**SUPPLIED ENTRIES**
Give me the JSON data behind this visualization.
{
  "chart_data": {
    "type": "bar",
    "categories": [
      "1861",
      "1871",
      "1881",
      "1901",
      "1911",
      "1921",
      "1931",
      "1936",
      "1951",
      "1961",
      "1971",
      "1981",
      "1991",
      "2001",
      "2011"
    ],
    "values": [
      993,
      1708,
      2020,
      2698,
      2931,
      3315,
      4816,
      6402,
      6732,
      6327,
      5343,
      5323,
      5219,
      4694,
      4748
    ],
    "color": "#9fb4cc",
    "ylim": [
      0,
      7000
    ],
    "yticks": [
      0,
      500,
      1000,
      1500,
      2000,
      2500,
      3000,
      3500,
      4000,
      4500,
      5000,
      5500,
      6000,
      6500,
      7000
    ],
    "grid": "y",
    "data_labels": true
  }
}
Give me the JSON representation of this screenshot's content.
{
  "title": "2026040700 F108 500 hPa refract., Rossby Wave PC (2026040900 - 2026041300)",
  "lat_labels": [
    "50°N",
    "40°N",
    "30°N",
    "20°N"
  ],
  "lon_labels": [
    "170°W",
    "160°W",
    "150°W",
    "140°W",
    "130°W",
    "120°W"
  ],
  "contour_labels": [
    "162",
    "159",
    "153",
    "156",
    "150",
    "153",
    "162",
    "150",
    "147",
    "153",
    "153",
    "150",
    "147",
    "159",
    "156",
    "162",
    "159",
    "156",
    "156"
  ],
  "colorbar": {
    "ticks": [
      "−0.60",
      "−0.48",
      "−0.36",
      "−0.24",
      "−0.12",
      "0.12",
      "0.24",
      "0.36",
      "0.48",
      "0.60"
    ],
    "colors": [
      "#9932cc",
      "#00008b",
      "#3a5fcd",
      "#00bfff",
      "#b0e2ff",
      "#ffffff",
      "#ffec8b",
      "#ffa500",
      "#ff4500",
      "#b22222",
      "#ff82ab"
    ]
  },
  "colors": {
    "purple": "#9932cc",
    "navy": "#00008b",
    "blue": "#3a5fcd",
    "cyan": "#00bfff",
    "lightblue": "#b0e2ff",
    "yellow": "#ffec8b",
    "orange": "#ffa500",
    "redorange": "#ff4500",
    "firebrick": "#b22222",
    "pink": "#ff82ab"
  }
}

**EXERCISE PROMPT**
Show the lines from the data above that contain the string "this".

**FULL SOLUTION**
Give me the JSON data behind this visualization.
Give me the JSON representation of this screenshot's content.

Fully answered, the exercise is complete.